_Exercise task_
The records underneath are to be repeated exactly, with the pictures left out.

_Listing_
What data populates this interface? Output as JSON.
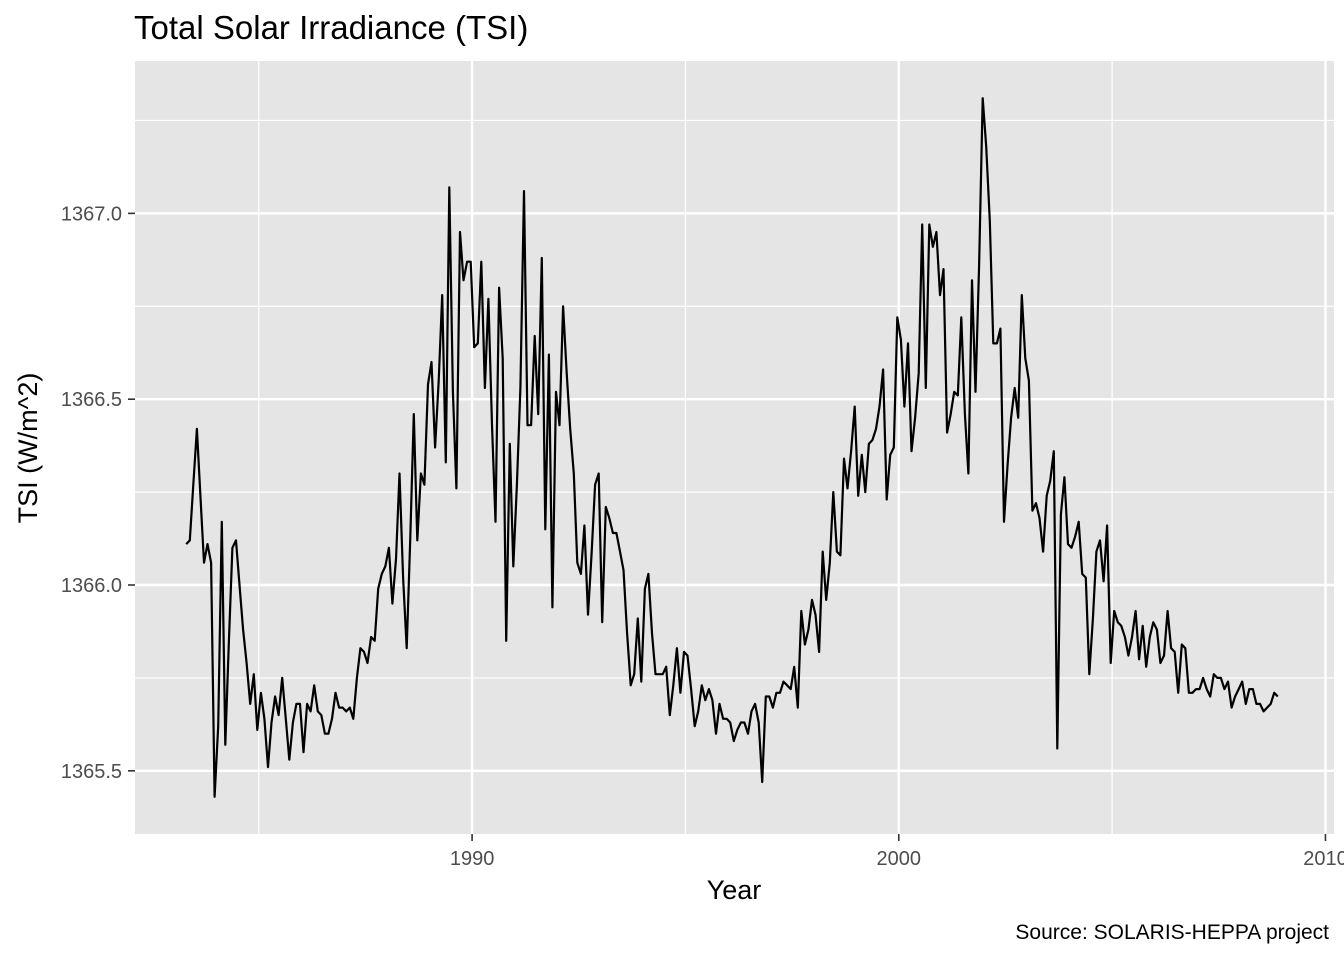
{
  "chart_data": {
    "type": "line",
    "title": "Total Solar Irradiance (TSI)",
    "xlabel": "Year",
    "ylabel": "TSI (W/m^2)",
    "caption": "Source: SOLARIS-HEPPA project",
    "xlim": [
      1982.1,
      2010.2
    ],
    "ylim": [
      1365.33,
      1367.41
    ],
    "x_ticks": [
      1990,
      2000,
      2010
    ],
    "x_tick_labels": [
      "1990",
      "2000",
      "2010"
    ],
    "y_ticks": [
      1365.5,
      1366.0,
      1366.5,
      1367.0
    ],
    "y_tick_labels": [
      "1365.5",
      "1366.0",
      "1366.5",
      "1367.0"
    ],
    "grid": true,
    "background": "#e5e5e5",
    "line_color": "#000000",
    "series": [
      {
        "x_start": 1983.3,
        "step": 0.08333,
        "values": [
          1366.11,
          1366.12,
          1366.27,
          1366.42,
          1366.24,
          1366.06,
          1366.11,
          1366.06,
          1365.43,
          1365.62,
          1366.17,
          1365.57,
          1365.85,
          1366.1,
          1366.12,
          1366.0,
          1365.88,
          1365.79,
          1365.68,
          1365.76,
          1365.61,
          1365.71,
          1365.64,
          1365.51,
          1365.63,
          1365.7,
          1365.65,
          1365.75,
          1365.64,
          1365.53,
          1365.63,
          1365.68,
          1365.68,
          1365.55,
          1365.68,
          1365.66,
          1365.73,
          1365.66,
          1365.65,
          1365.6,
          1365.6,
          1365.64,
          1365.71,
          1365.67,
          1365.67,
          1365.66,
          1365.67,
          1365.64,
          1365.75,
          1365.83,
          1365.82,
          1365.79,
          1365.86,
          1365.85,
          1365.99,
          1366.03,
          1366.05,
          1366.1,
          1365.95,
          1366.07,
          1366.3,
          1366.02,
          1365.83,
          1366.12,
          1366.46,
          1366.12,
          1366.3,
          1366.27,
          1366.54,
          1366.6,
          1366.37,
          1366.55,
          1366.78,
          1366.33,
          1367.07,
          1366.52,
          1366.26,
          1366.95,
          1366.82,
          1366.87,
          1366.87,
          1366.64,
          1366.65,
          1366.87,
          1366.53,
          1366.77,
          1366.43,
          1366.17,
          1366.8,
          1366.61,
          1365.85,
          1366.38,
          1366.05,
          1366.27,
          1366.53,
          1367.06,
          1366.43,
          1366.43,
          1366.67,
          1366.46,
          1366.88,
          1366.15,
          1366.62,
          1365.94,
          1366.52,
          1366.43,
          1366.75,
          1366.57,
          1366.42,
          1366.3,
          1366.06,
          1366.03,
          1366.16,
          1365.92,
          1366.08,
          1366.27,
          1366.3,
          1365.9,
          1366.21,
          1366.18,
          1366.14,
          1366.14,
          1366.09,
          1366.04,
          1365.87,
          1365.73,
          1365.76,
          1365.91,
          1365.74,
          1365.99,
          1366.03,
          1365.87,
          1365.76,
          1365.76,
          1365.76,
          1365.78,
          1365.65,
          1365.73,
          1365.83,
          1365.71,
          1365.82,
          1365.81,
          1365.72,
          1365.62,
          1365.66,
          1365.73,
          1365.69,
          1365.72,
          1365.69,
          1365.6,
          1365.68,
          1365.64,
          1365.64,
          1365.63,
          1365.58,
          1365.61,
          1365.63,
          1365.63,
          1365.6,
          1365.66,
          1365.68,
          1365.63,
          1365.47,
          1365.7,
          1365.7,
          1365.67,
          1365.71,
          1365.71,
          1365.74,
          1365.73,
          1365.72,
          1365.78,
          1365.67,
          1365.93,
          1365.84,
          1365.88,
          1365.96,
          1365.92,
          1365.82,
          1366.09,
          1365.96,
          1366.06,
          1366.25,
          1366.09,
          1366.08,
          1366.34,
          1366.26,
          1366.36,
          1366.48,
          1366.24,
          1366.35,
          1366.25,
          1366.38,
          1366.39,
          1366.42,
          1366.48,
          1366.58,
          1366.23,
          1366.35,
          1366.37,
          1366.72,
          1366.66,
          1366.48,
          1366.65,
          1366.36,
          1366.45,
          1366.57,
          1366.97,
          1366.53,
          1366.97,
          1366.91,
          1366.95,
          1366.78,
          1366.85,
          1366.41,
          1366.46,
          1366.52,
          1366.51,
          1366.72,
          1366.46,
          1366.3,
          1366.82,
          1366.52,
          1366.86,
          1367.31,
          1367.18,
          1366.98,
          1366.65,
          1366.65,
          1366.69,
          1366.17,
          1366.32,
          1366.45,
          1366.53,
          1366.45,
          1366.78,
          1366.61,
          1366.55,
          1366.2,
          1366.22,
          1366.18,
          1366.09,
          1366.24,
          1366.28,
          1366.36,
          1365.56,
          1366.19,
          1366.29,
          1366.11,
          1366.1,
          1366.13,
          1366.17,
          1366.03,
          1366.02,
          1365.76,
          1365.91,
          1366.09,
          1366.12,
          1366.01,
          1366.16,
          1365.79,
          1365.93,
          1365.9,
          1365.89,
          1365.86,
          1365.81,
          1365.86,
          1365.93,
          1365.8,
          1365.89,
          1365.78,
          1365.86,
          1365.9,
          1365.88,
          1365.79,
          1365.81,
          1365.93,
          1365.83,
          1365.82,
          1365.71,
          1365.84,
          1365.83,
          1365.71,
          1365.71,
          1365.72,
          1365.72,
          1365.75,
          1365.72,
          1365.7,
          1365.76,
          1365.75,
          1365.75,
          1365.72,
          1365.74,
          1365.67,
          1365.7,
          1365.72,
          1365.74,
          1365.68,
          1365.72,
          1365.72,
          1365.68,
          1365.68,
          1365.66,
          1365.67,
          1365.68,
          1365.71,
          1365.7
        ]
      }
    ]
  }
}
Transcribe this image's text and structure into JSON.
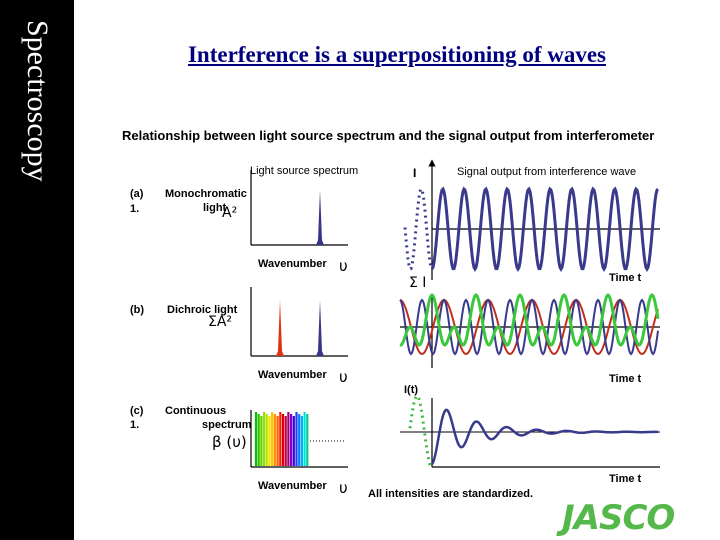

_Complete response_
What data populates this interface? Output as JSON.
{
  "chart_data": {
    "type": "line",
    "title": "Total Solar Irradiance (TSI)",
    "xlabel": "Year",
    "ylabel": "TSI (W/m^2)",
    "caption": "Source: SOLARIS-HEPPA project",
    "xlim": [
      1982.1,
      2010.2
    ],
    "ylim": [
      1365.33,
      1367.41
    ],
    "x_ticks": [
      1990,
      2000,
      2010
    ],
    "x_tick_labels": [
      "1990",
      "2000",
      "2010"
    ],
    "y_ticks": [
      1365.5,
      1366.0,
      1366.5,
      1367.0
    ],
    "y_tick_labels": [
      "1365.5",
      "1366.0",
      "1366.5",
      "1367.0"
    ],
    "grid": true,
    "background": "#e5e5e5",
    "line_color": "#000000",
    "series": [
      {
        "x_start": 1983.3,
        "step": 0.08333,
        "values": [
          1366.11,
          1366.12,
          1366.27,
          1366.42,
          1366.24,
          1366.06,
          1366.11,
          1366.06,
          1365.43,
          1365.62,
          1366.17,
          1365.57,
          1365.85,
          1366.1,
          1366.12,
          1366.0,
          1365.88,
          1365.79,
          1365.68,
          1365.76,
          1365.61,
          1365.71,
          1365.64,
          1365.51,
          1365.63,
          1365.7,
          1365.65,
          1365.75,
          1365.64,
          1365.53,
          1365.63,
          1365.68,
          1365.68,
          1365.55,
          1365.68,
          1365.66,
          1365.73,
          1365.66,
          1365.65,
          1365.6,
          1365.6,
          1365.64,
          1365.71,
          1365.67,
          1365.67,
          1365.66,
          1365.67,
          1365.64,
          1365.75,
          1365.83,
          1365.82,
          1365.79,
          1365.86,
          1365.85,
          1365.99,
          1366.03,
          1366.05,
          1366.1,
          1365.95,
          1366.07,
          1366.3,
          1366.02,
          1365.83,
          1366.12,
          1366.46,
          1366.12,
          1366.3,
          1366.27,
          1366.54,
          1366.6,
          1366.37,
          1366.55,
          1366.78,
          1366.33,
          1367.07,
          1366.52,
          1366.26,
          1366.95,
          1366.82,
          1366.87,
          1366.87,
          1366.64,
          1366.65,
          1366.87,
          1366.53,
          1366.77,
          1366.43,
          1366.17,
          1366.8,
          1366.61,
          1365.85,
          1366.38,
          1366.05,
          1366.27,
          1366.53,
          1367.06,
          1366.43,
          1366.43,
          1366.67,
          1366.46,
          1366.88,
          1366.15,
          1366.62,
          1365.94,
          1366.52,
          1366.43,
          1366.75,
          1366.57,
          1366.42,
          1366.3,
          1366.06,
          1366.03,
          1366.16,
          1365.92,
          1366.08,
          1366.27,
          1366.3,
          1365.9,
          1366.21,
          1366.18,
          1366.14,
          1366.14,
          1366.09,
          1366.04,
          1365.87,
          1365.73,
          1365.76,
          1365.91,
          1365.74,
          1365.99,
          1366.03,
          1365.87,
          1365.76,
          1365.76,
          1365.76,
          1365.78,
          1365.65,
          1365.73,
          1365.83,
          1365.71,
          1365.82,
          1365.81,
          1365.72,
          1365.62,
          1365.66,
          1365.73,
          1365.69,
          1365.72,
          1365.69,
          1365.6,
          1365.68,
          1365.64,
          1365.64,
          1365.63,
          1365.58,
          1365.61,
          1365.63,
          1365.63,
          1365.6,
          1365.66,
          1365.68,
          1365.63,
          1365.47,
          1365.7,
          1365.7,
          1365.67,
          1365.71,
          1365.71,
          1365.74,
          1365.73,
          1365.72,
          1365.78,
          1365.67,
          1365.93,
          1365.84,
          1365.88,
          1365.96,
          1365.92,
          1365.82,
          1366.09,
          1365.96,
          1366.06,
          1366.25,
          1366.09,
          1366.08,
          1366.34,
          1366.26,
          1366.36,
          1366.48,
          1366.24,
          1366.35,
          1366.25,
          1366.38,
          1366.39,
          1366.42,
          1366.48,
          1366.58,
          1366.23,
          1366.35,
          1366.37,
          1366.72,
          1366.66,
          1366.48,
          1366.65,
          1366.36,
          1366.45,
          1366.57,
          1366.97,
          1366.53,
          1366.97,
          1366.91,
          1366.95,
          1366.78,
          1366.85,
          1366.41,
          1366.46,
          1366.52,
          1366.51,
          1366.72,
          1366.46,
          1366.3,
          1366.82,
          1366.52,
          1366.86,
          1367.31,
          1367.18,
          1366.98,
          1366.65,
          1366.65,
          1366.69,
          1366.17,
          1366.32,
          1366.45,
          1366.53,
          1366.45,
          1366.78,
          1366.61,
          1366.55,
          1366.2,
          1366.22,
          1366.18,
          1366.09,
          1366.24,
          1366.28,
          1366.36,
          1365.56,
          1366.19,
          1366.29,
          1366.11,
          1366.1,
          1366.13,
          1366.17,
          1366.03,
          1366.02,
          1365.76,
          1365.91,
          1366.09,
          1366.12,
          1366.01,
          1366.16,
          1365.79,
          1365.93,
          1365.9,
          1365.89,
          1365.86,
          1365.81,
          1365.86,
          1365.93,
          1365.8,
          1365.89,
          1365.78,
          1365.86,
          1365.9,
          1365.88,
          1365.79,
          1365.81,
          1365.93,
          1365.83,
          1365.82,
          1365.71,
          1365.84,
          1365.83,
          1365.71,
          1365.71,
          1365.72,
          1365.72,
          1365.75,
          1365.72,
          1365.7,
          1365.76,
          1365.75,
          1365.75,
          1365.72,
          1365.74,
          1365.67,
          1365.7,
          1365.72,
          1365.74,
          1365.68,
          1365.72,
          1365.72,
          1365.68,
          1365.68,
          1365.66,
          1365.67,
          1365.68,
          1365.71,
          1365.7
        ]
      }
    ]
  }
}
Transcribe this image's text and structure into JSON.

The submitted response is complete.